* **WHAT IS EXPECTED**:
Isolate every line in the data with the string "color" and copy it.

** START RECORDS SHOWN **

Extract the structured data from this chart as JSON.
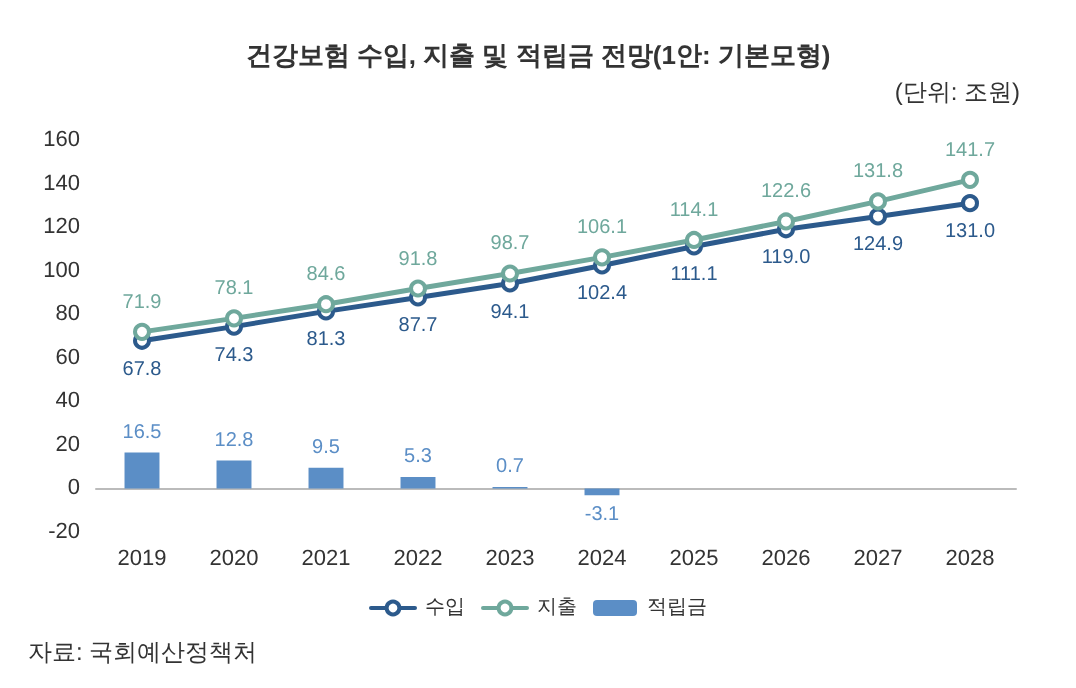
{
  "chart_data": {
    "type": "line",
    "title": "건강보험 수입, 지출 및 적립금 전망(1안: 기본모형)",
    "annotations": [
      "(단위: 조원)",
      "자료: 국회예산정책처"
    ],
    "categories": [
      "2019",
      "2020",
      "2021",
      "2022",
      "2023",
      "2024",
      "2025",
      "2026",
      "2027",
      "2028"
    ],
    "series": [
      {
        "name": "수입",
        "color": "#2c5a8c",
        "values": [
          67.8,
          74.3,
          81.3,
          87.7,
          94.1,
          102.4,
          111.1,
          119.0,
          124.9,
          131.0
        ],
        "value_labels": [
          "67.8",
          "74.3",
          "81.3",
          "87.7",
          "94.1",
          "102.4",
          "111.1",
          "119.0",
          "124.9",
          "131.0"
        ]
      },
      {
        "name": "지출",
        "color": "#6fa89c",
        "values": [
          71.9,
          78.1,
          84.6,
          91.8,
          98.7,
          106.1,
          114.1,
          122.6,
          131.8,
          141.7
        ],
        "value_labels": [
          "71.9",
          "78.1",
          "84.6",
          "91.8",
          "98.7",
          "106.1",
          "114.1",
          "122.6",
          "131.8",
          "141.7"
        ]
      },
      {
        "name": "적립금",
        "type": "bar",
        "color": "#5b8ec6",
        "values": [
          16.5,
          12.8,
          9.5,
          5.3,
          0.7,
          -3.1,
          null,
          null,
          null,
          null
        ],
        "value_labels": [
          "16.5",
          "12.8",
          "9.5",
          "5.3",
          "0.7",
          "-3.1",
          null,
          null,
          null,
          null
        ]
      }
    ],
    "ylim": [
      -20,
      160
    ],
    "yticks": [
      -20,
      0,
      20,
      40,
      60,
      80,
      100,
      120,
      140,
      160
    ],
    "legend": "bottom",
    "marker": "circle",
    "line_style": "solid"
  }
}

** END RECORDS SHOWN **

* **RESPONSE TO THE EXERCISE**:
        "color": "#2c5a8c",
        "color": "#6fa89c",
        "color": "#5b8ec6",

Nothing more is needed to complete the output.